# [Exercise directions]
Line by line, copy the data below exactly.

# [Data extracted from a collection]

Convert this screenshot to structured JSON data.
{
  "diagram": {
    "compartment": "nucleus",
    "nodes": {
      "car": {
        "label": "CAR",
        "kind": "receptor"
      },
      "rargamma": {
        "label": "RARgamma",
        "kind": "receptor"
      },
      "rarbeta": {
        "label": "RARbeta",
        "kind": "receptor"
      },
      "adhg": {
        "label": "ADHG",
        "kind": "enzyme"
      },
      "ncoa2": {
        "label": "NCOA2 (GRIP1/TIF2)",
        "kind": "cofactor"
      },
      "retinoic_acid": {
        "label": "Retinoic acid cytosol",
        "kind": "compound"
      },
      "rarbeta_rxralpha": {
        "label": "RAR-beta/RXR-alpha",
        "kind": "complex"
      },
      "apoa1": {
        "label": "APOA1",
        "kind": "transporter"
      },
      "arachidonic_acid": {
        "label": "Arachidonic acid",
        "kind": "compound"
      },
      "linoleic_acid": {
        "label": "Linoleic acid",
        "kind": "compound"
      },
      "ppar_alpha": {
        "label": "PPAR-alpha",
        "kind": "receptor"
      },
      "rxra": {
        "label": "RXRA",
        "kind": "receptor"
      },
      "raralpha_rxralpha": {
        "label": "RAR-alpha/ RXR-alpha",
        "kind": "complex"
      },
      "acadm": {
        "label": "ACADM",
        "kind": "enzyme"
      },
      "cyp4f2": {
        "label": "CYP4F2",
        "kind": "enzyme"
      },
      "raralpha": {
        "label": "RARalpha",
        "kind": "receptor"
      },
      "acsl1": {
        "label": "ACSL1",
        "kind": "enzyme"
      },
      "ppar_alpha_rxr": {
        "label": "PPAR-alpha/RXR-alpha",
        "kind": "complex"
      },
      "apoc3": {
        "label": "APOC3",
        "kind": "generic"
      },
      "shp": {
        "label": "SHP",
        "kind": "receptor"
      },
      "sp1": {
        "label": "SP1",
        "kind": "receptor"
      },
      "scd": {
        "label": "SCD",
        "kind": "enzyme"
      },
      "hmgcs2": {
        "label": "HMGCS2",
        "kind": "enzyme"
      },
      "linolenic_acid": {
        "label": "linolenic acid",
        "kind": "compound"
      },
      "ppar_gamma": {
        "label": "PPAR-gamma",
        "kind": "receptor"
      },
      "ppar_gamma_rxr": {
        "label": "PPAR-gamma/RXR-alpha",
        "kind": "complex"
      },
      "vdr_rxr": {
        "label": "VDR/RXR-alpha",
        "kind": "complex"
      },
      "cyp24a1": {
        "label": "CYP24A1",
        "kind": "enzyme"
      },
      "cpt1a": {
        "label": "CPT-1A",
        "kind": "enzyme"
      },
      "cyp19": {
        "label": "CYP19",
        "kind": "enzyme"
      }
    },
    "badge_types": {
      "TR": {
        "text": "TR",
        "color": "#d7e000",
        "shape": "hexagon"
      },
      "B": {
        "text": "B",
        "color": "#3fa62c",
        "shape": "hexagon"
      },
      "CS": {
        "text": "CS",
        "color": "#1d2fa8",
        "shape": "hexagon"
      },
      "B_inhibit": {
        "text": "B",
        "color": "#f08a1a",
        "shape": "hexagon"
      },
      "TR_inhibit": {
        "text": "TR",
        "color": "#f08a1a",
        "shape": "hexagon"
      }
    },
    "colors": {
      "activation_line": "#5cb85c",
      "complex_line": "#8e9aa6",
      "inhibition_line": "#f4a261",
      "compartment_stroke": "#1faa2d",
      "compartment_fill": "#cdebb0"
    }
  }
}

# [Answer box]
Convert this screenshot to structured JSON data.
{
  "diagram": {
    "compartment": "nucleus",
    "nodes": {
      "car": {
        "label": "CAR",
        "kind": "receptor"
      },
      "rargamma": {
        "label": "RARgamma",
        "kind": "receptor"
      },
      "rarbeta": {
        "label": "RARbeta",
        "kind": "receptor"
      },
      "adhg": {
        "label": "ADHG",
        "kind": "enzyme"
      },
      "ncoa2": {
        "label": "NCOA2 (GRIP1/TIF2)",
        "kind": "cofactor"
      },
      "retinoic_acid": {
        "label": "Retinoic acid cytosol",
        "kind": "compound"
      },
      "rarbeta_rxralpha": {
        "label": "RAR-beta/RXR-alpha",
        "kind": "complex"
      },
      "apoa1": {
        "label": "APOA1",
        "kind": "transporter"
      },
      "arachidonic_acid": {
        "label": "Arachidonic acid",
        "kind": "compound"
      },
      "linoleic_acid": {
        "label": "Linoleic acid",
        "kind": "compound"
      },
      "ppar_alpha": {
        "label": "PPAR-alpha",
        "kind": "receptor"
      },
      "rxra": {
        "label": "RXRA",
        "kind": "receptor"
      },
      "raralpha_rxralpha": {
        "label": "RAR-alpha/ RXR-alpha",
        "kind": "complex"
      },
      "acadm": {
        "label": "ACADM",
        "kind": "enzyme"
      },
      "cyp4f2": {
        "label": "CYP4F2",
        "kind": "enzyme"
      },
      "raralpha": {
        "label": "RARalpha",
        "kind": "receptor"
      },
      "acsl1": {
        "label": "ACSL1",
        "kind": "enzyme"
      },
      "ppar_alpha_rxr": {
        "label": "PPAR-alpha/RXR-alpha",
        "kind": "complex"
      },
      "apoc3": {
        "label": "APOC3",
        "kind": "generic"
      },
      "shp": {
        "label": "SHP",
        "kind": "receptor"
      },
      "sp1": {
        "label": "SP1",
        "kind": "receptor"
      },
      "scd": {
        "label": "SCD",
        "kind": "enzyme"
      },
      "hmgcs2": {
        "label": "HMGCS2",
        "kind": "enzyme"
      },
      "linolenic_acid": {
        "label": "linolenic acid",
        "kind": "compound"
      },
      "ppar_gamma": {
        "label": "PPAR-gamma",
        "kind": "receptor"
      },
      "ppar_gamma_rxr": {
        "label": "PPAR-gamma/RXR-alpha",
        "kind": "complex"
      },
      "vdr_rxr": {
        "label": "VDR/RXR-alpha",
        "kind": "complex"
      },
      "cyp24a1": {
        "label": "CYP24A1",
        "kind": "enzyme"
      },
      "cpt1a": {
        "label": "CPT-1A",
        "kind": "enzyme"
      },
      "cyp19": {
        "label": "CYP19",
        "kind": "enzyme"
      }
    },
    "badge_types": {
      "TR": {
        "text": "TR",
        "color": "#d7e000",
        "shape": "hexagon"
      },
      "B": {
        "text": "B",
        "color": "#3fa62c",
        "shape": "hexagon"
      },
      "CS": {
        "text": "CS",
        "color": "#1d2fa8",
        "shape": "hexagon"
      },
      "B_inhibit": {
        "text": "B",
        "color": "#f08a1a",
        "shape": "hexagon"
      },
      "TR_inhibit": {
        "text": "TR",
        "color": "#f08a1a",
        "shape": "hexagon"
      }
    },
    "colors": {
      "activation_line": "#5cb85c",
      "complex_line": "#8e9aa6",
      "inhibition_line": "#f4a261",
      "compartment_stroke": "#1faa2d",
      "compartment_fill": "#cdebb0"
    }
  }
}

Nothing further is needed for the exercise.